INSTRUCTION ▸
Transcribe all the records exactly and omit any images they hold.

(Data excerpts)
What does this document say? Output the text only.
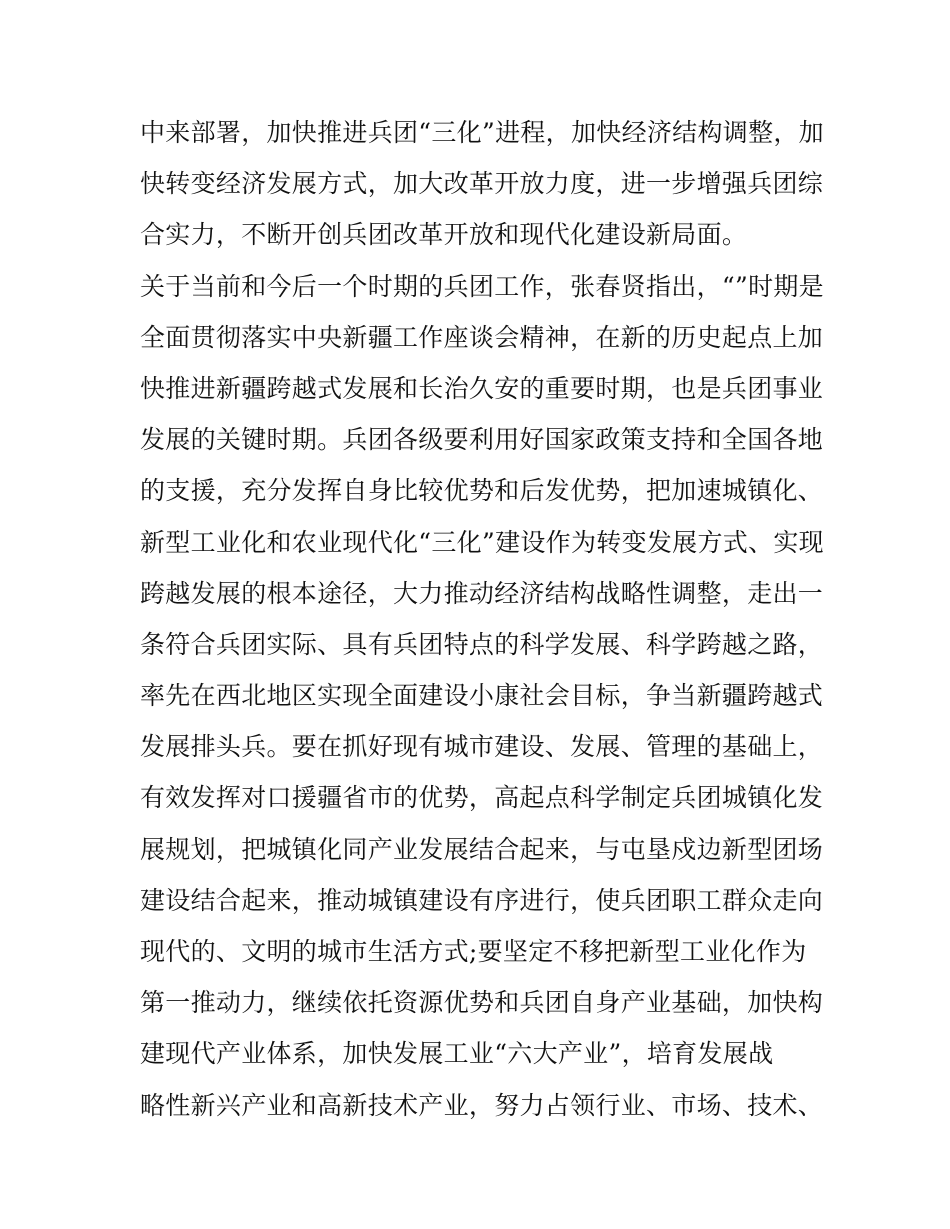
中来部署，加快推进兵团“三化”进程，加快经济结构调整，加
快转变经济发展方式，加大改革开放力度，进一步增强兵团综
合实力，不断开创兵团改革开放和现代化建设新局面。
关于当前和今后一个时期的兵团工作，张春贤指出，“”时期是
全面贯彻落实中央新疆工作座谈会精神，在新的历史起点上加
快推进新疆跨越式发展和长治久安的重要时期，也是兵团事业
发展的关键时期。兵团各级要利用好国家政策支持和全国各地
的支援，充分发挥自身比较优势和后发优势，把加速城镇化、
新型工业化和农业现代化“三化”建设作为转变发展方式、实现
跨越发展的根本途径，大力推动经济结构战略性调整，走出一
条符合兵团实际、具有兵团特点的科学发展、科学跨越之路，
率先在西北地区实现全面建设小康社会目标，争当新疆跨越式
发展排头兵。要在抓好现有城市建设、发展、管理的基础上，
有效发挥对口援疆省市的优势，高起点科学制定兵团城镇化发
展规划，把城镇化同产业发展结合起来，与屯垦戍边新型团场
建设结合起来，推动城镇建设有序进行，使兵团职工群众走向
现代的、文明的城市生活方式;要坚定不移把新型工业化作为
第一推动力，继续依托资源优势和兵团自身产业基础，加快构
建现代产业体系，加快发展工业“六大产业”，培育发展战
略性新兴产业和高新技术产业，努力占领行业、市场、技术、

THE REPLY ▸
What does this document say? Output the text only.
中来部署，加快推进兵团“三化”进程，加快经济结构调整，加
快转变经济发展方式，加大改革开放力度，进一步增强兵团综
合实力，不断开创兵团改革开放和现代化建设新局面。
关于当前和今后一个时期的兵团工作，张春贤指出，“”时期是
全面贯彻落实中央新疆工作座谈会精神，在新的历史起点上加
快推进新疆跨越式发展和长治久安的重要时期，也是兵团事业
发展的关键时期。兵团各级要利用好国家政策支持和全国各地
的支援，充分发挥自身比较优势和后发优势，把加速城镇化、
新型工业化和农业现代化“三化”建设作为转变发展方式、实现
跨越发展的根本途径，大力推动经济结构战略性调整，走出一
条符合兵团实际、具有兵团特点的科学发展、科学跨越之路，
率先在西北地区实现全面建设小康社会目标，争当新疆跨越式
发展排头兵。要在抓好现有城市建设、发展、管理的基础上，
有效发挥对口援疆省市的优势，高起点科学制定兵团城镇化发
展规划，把城镇化同产业发展结合起来，与屯垦戍边新型团场
建设结合起来，推动城镇建设有序进行，使兵团职工群众走向
现代的、文明的城市生活方式;要坚定不移把新型工业化作为
第一推动力，继续依托资源优势和兵团自身产业基础，加快构
建现代产业体系，加快发展工业“六大产业”，培育发展战
略性新兴产业和高新技术产业，努力占领行业、市场、技术、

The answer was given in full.